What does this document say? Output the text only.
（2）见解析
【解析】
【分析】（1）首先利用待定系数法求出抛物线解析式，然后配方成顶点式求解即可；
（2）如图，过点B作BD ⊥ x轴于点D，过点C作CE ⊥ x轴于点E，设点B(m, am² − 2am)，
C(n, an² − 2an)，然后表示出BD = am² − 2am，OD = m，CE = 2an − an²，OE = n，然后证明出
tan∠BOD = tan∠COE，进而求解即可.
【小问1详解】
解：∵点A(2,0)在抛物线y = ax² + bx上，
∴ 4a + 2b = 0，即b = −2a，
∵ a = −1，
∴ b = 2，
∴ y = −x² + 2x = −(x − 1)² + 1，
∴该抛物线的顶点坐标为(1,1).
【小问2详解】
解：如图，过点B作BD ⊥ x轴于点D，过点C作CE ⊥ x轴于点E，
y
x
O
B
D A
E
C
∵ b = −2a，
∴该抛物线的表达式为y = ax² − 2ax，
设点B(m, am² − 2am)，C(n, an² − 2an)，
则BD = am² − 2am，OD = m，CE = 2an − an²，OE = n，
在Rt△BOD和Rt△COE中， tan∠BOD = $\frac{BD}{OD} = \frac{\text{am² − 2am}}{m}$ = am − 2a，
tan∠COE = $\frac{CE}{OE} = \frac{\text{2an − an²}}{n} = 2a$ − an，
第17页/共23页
****************
_DIRECTIONS FOR THIS TASK_
Output all preceding records character for character.

_EXPECTED ANSWER_
What does this document say? Output the text only.
（2）见解析
【解析】
【分析】（1）首先利用待定系数法求出抛物线解析式，然后配方成顶点式求解即可；
（2）如图，过点B作BD ⊥ x轴于点D，过点C作CE ⊥ x轴于点E，设点B(m, am² − 2am)，
C(n, an² − 2an)，然后表示出BD = am² − 2am，OD = m，CE = 2an − an²，OE = n，然后证明出
tan∠BOD = tan∠COE，进而求解即可.
【小问1详解】
解：∵点A(2,0)在抛物线y = ax² + bx上，
∴ 4a + 2b = 0，即b = −2a，
∵ a = −1，
∴ b = 2，
∴ y = −x² + 2x = −(x − 1)² + 1，
∴该抛物线的顶点坐标为(1,1).
【小问2详解】
解：如图，过点B作BD ⊥ x轴于点D，过点C作CE ⊥ x轴于点E，
y
x
O
B
D A
E
C
∵ b = −2a，
∴该抛物线的表达式为y = ax² − 2ax，
设点B(m, am² − 2am)，C(n, an² − 2an)，
则BD = am² − 2am，OD = m，CE = 2an − an²，OE = n，
在Rt△BOD和Rt△COE中， tan∠BOD = $\frac{BD}{OD} = \frac{\text{am² − 2am}}{m}$ = am − 2a，
tan∠COE = $\frac{CE}{OE} = \frac{\text{2an − an²}}{n} = 2a$ − an，
第17页/共23页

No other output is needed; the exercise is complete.